# [EXERCISE PROMPT]
Leave out pictures; repeat exactly the lines from the "Give me a plain-text" line through the last of the data below.
==================================================
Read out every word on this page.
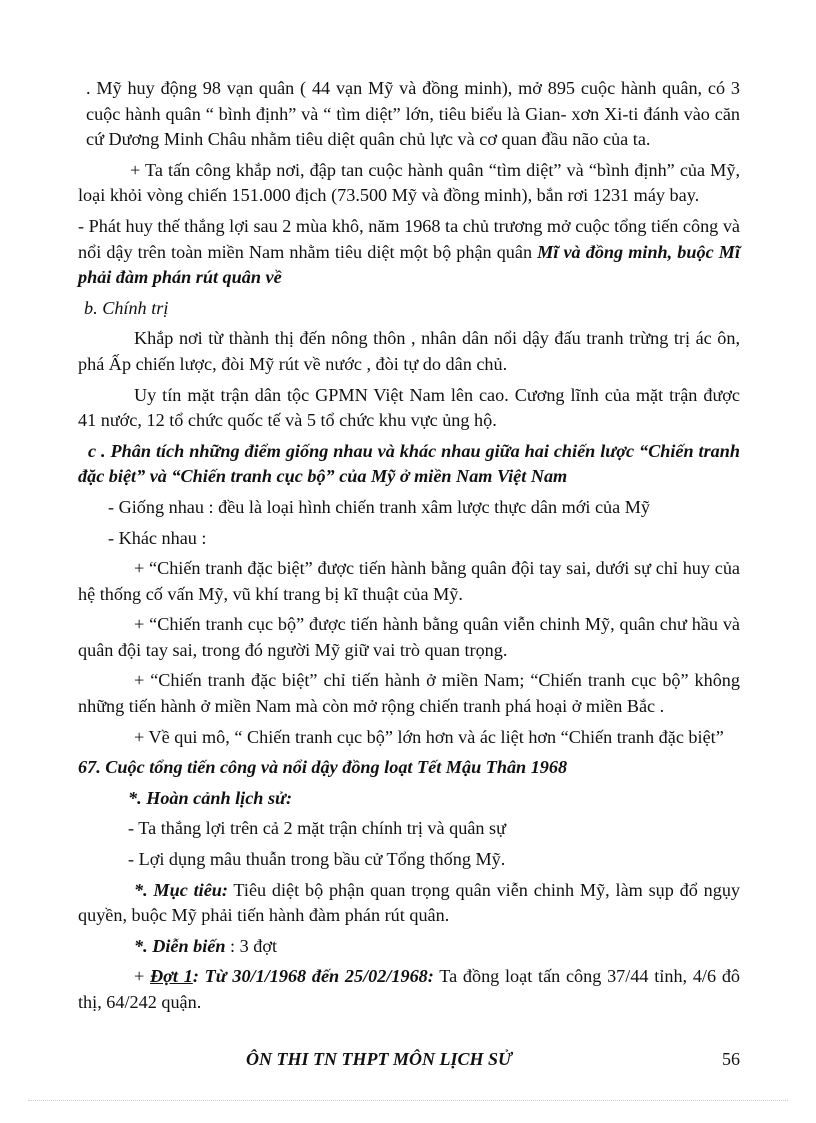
. Mỹ huy động 98 vạn quân ( 44 vạn Mỹ và đồng minh), mở 895 cuộc hành quân, có 3 cuộc hành quân “ bình định” và “ tìm diệt” lớn, tiêu biểu là Gian- xơn Xi-ti đánh vào căn cứ Dương Minh Châu nhằm tiêu diệt quân chủ lực và cơ quan đầu não của ta.

+ Ta tấn công khắp nơi, đập tan cuộc hành quân “tìm diệt” và “bình định” của Mỹ, loại khỏi vòng chiến 151.000 địch (73.500 Mỹ và đồng minh), bắn rơi 1231 máy bay.

- Phát huy thế thắng lợi sau 2 mùa khô, năm 1968 ta chủ trương mở cuộc tổng tiến công và nổi dậy trên toàn miền Nam nhằm tiêu diệt một bộ phận quân Mĩ và đồng minh, buộc Mĩ phải đàm phán rút quân về

b. Chính trị

Khắp nơi từ thành thị đến nông thôn , nhân dân nổi dậy đấu tranh trừng trị ác ôn, phá Ấp chiến lược, đòi Mỹ rút về nước , đòi tự do dân chủ.

Uy tín mặt trận dân tộc GPMN Việt Nam lên cao. Cương lĩnh của mặt trận được 41 nước, 12 tổ chức quốc tế và 5 tổ chức khu vực ủng hộ.

c . Phân tích những điểm giống nhau và khác nhau giữa hai chiến lược “Chiến tranh đặc biệt” và “Chiến tranh cục bộ” của Mỹ ở miền Nam Việt Nam

- Giống nhau : đều là loại hình chiến tranh xâm lược thực dân mới của Mỹ

- Khác nhau :

+ “Chiến tranh đặc biệt” được tiến hành bằng quân đội tay sai, dưới sự chỉ huy của hệ thống cố vấn Mỹ, vũ khí trang bị kĩ thuật của Mỹ.

+ “Chiến tranh cục bộ” được tiến hành bằng quân viễn chinh Mỹ, quân chư hầu và quân đội tay sai, trong đó người Mỹ giữ vai trò quan trọng.

+ “Chiến tranh đặc biệt” chỉ tiến hành ở miền Nam; “Chiến tranh cục bộ” không những tiến hành ở miền Nam mà còn mở rộng chiến tranh phá hoại ở miền Bắc .

+ Về qui mô, “ Chiến tranh cục bộ” lớn hơn và ác liệt hơn “Chiến tranh đặc biệt”

67. Cuộc tổng tiến công và nổi dậy đồng loạt Tết Mậu Thân 1968

*. Hoàn cảnh lịch sử:

- Ta thắng lợi trên cả 2 mặt trận chính trị và quân sự

- Lợi dụng mâu thuẫn trong bầu cử Tổng thống Mỹ.

*. Mục tiêu: Tiêu diệt bộ phận quan trọng quân viễn chinh Mỹ, làm sụp đổ ngụy quyền, buộc Mỹ phải tiến hành đàm phán rút quân.

*. Diễn biến : 3 đợt

+ Đợt 1: Từ 30/1/1968 đến 25/02/1968: Ta đồng loạt tấn công 37/44 tỉnh, 4/6 đô thị, 64/242 quận.

ÔN THI TN THPT MÔN LỊCH SỬ	56
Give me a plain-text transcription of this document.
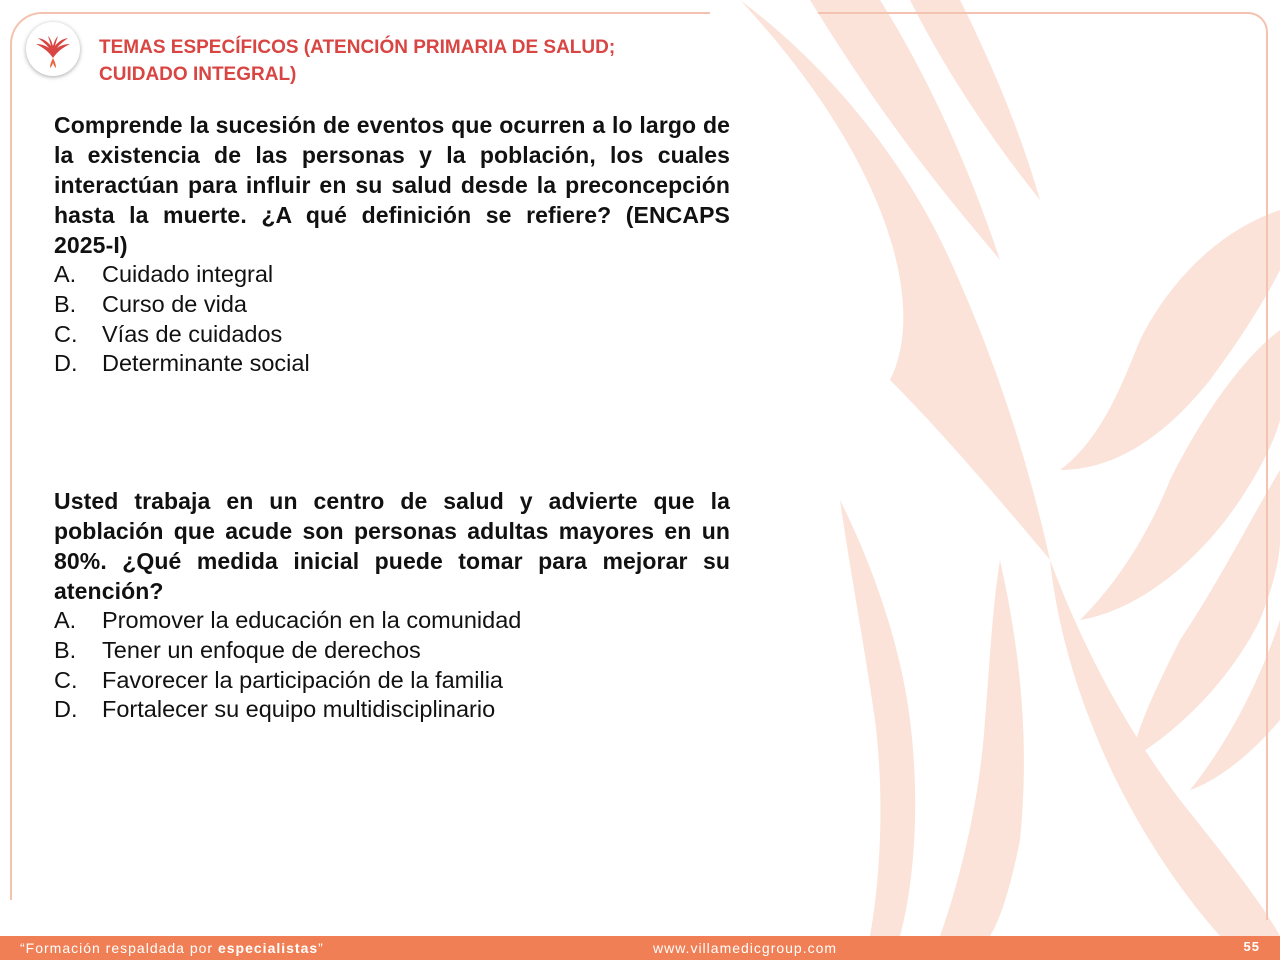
TEMAS ESPECÍFICOS (ATENCIÓN PRIMARIA DE SALUD;
CUIDADO INTEGRAL)

Comprende la sucesión de eventos que ocurren a lo largo de la existencia de las personas y la población, los cuales interactúan para influir en su salud desde la preconcepción hasta la muerte. ¿A qué definición se refiere? (ENCAPS 2025-I)

A.	Cuidado integral
B.	Curso de vida
C.	Vías de cuidados
D.	Determinante social

Usted trabaja en un centro de salud y advierte que la población que acude son personas adultas mayores en un 80%. ¿Qué medida inicial puede tomar para mejorar su atención?

A.	Promover la educación en la comunidad
B.	Tener un enfoque de derechos
C.	Favorecer la participación de la familia
D.	Fortalecer su equipo multidisciplinario
“Formación respaldada por especialistas”	www.villamedicgroup.com	55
==================================================
# [WRITTEN RESPONSE]
Give me a plain-text transcription of this document.
TEMAS ESPECÍFICOS (ATENCIÓN PRIMARIA DE SALUD;
CUIDADO INTEGRAL)

Comprende la sucesión de eventos que ocurren a lo largo de la existencia de las personas y la población, los cuales interactúan para influir en su salud desde la preconcepción hasta la muerte. ¿A qué definición se refiere? (ENCAPS 2025-I)

A.	Cuidado integral
B.	Curso de vida
C.	Vías de cuidados
D.	Determinante social

Usted trabaja en un centro de salud y advierte que la población que acude son personas adultas mayores en un 80%. ¿Qué medida inicial puede tomar para mejorar su atención?

A.	Promover la educación en la comunidad
B.	Tener un enfoque de derechos
C.	Favorecer la participación de la familia
D.	Fortalecer su equipo multidisciplinario
“Formación respaldada por especialistas”	www.villamedicgroup.com	55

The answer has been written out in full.